EXCERPTED DATA:
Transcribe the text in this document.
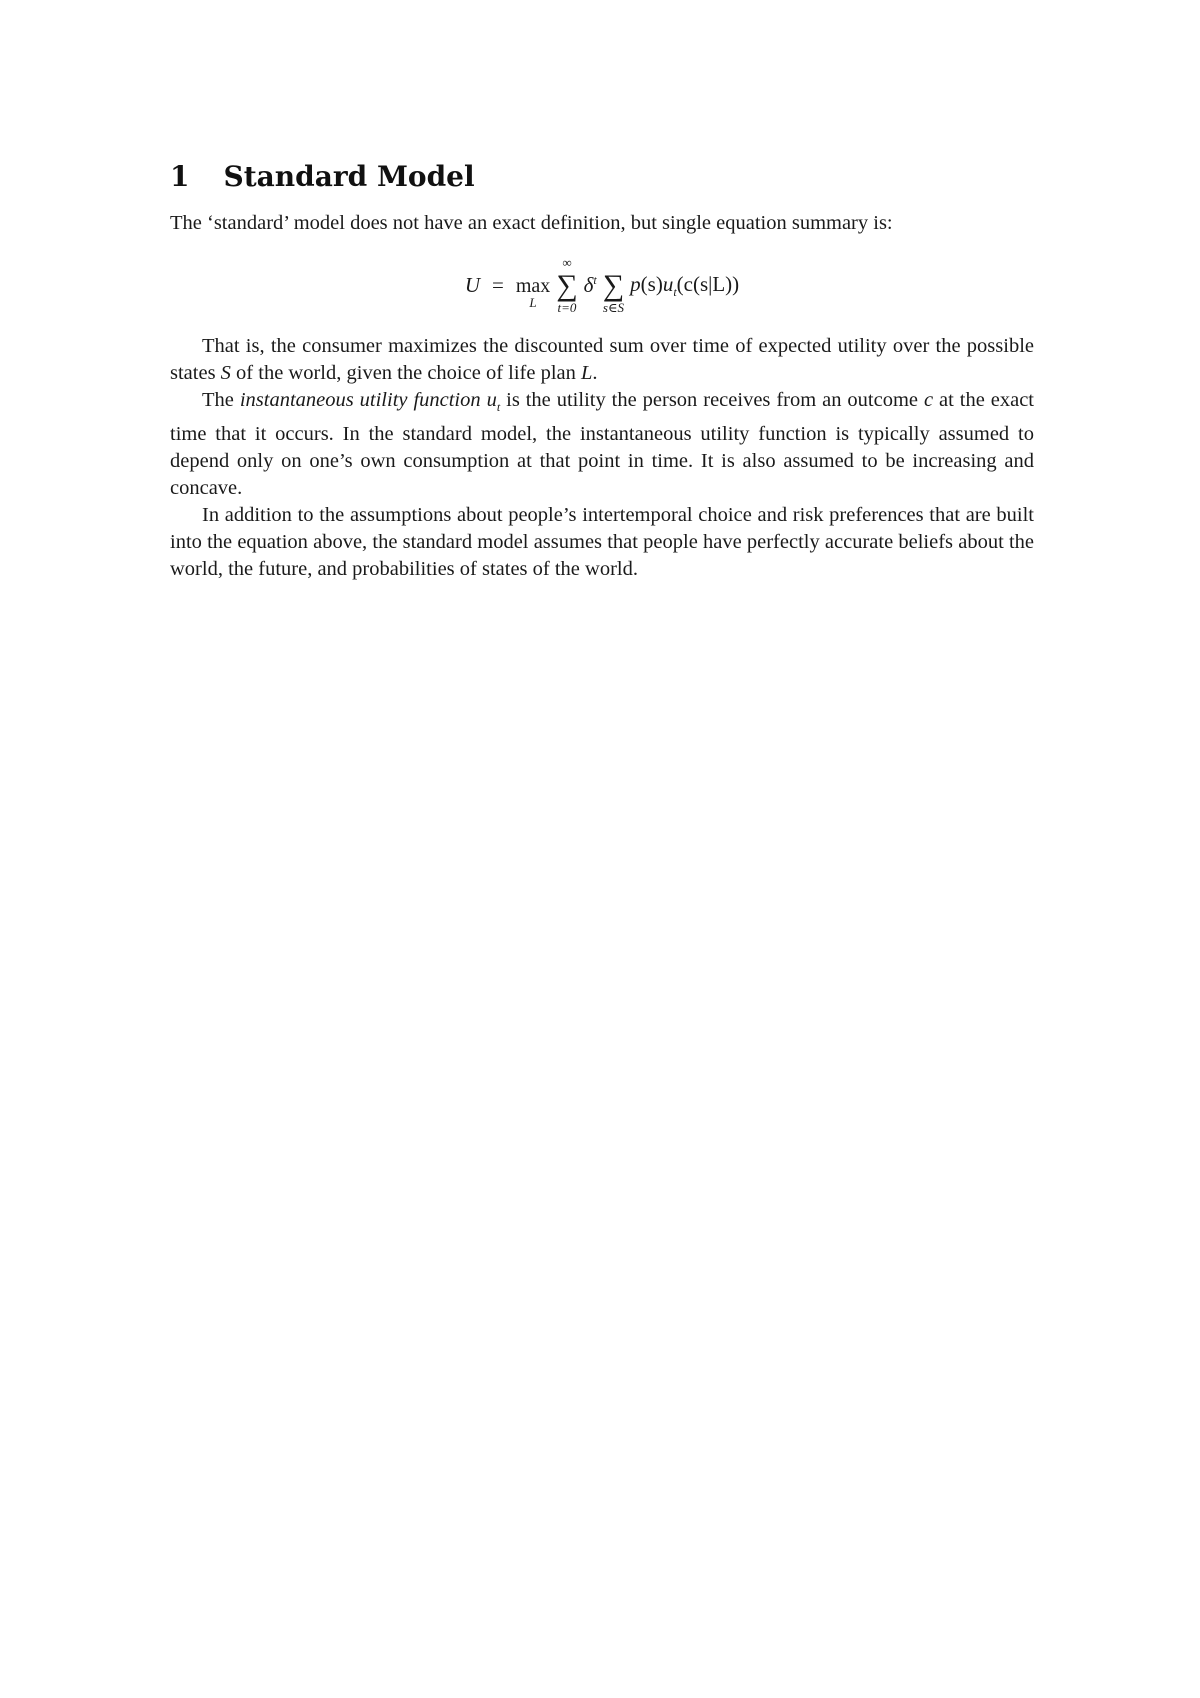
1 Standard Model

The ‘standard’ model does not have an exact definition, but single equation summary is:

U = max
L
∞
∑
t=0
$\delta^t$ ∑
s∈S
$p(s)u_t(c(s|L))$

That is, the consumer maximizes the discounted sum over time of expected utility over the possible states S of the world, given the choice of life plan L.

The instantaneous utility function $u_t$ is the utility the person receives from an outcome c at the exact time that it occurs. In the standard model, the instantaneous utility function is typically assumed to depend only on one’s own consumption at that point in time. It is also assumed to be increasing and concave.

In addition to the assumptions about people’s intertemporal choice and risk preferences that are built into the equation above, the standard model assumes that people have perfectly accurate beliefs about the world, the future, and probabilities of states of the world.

EXERCISE REQUIREMENTS:
Look through the entries above. Extract each line with the word "states".

ANSWER TO THIS PROBLEM:
That is, the consumer maximizes the discounted sum over time of expected utility over the possible states S of the world, given the choice of life plan L.
In addition to the assumptions about people’s intertemporal choice and risk preferences that are built into the equation above, the standard model assumes that people have perfectly accurate beliefs about the world, the future, and probabilities of states of the world.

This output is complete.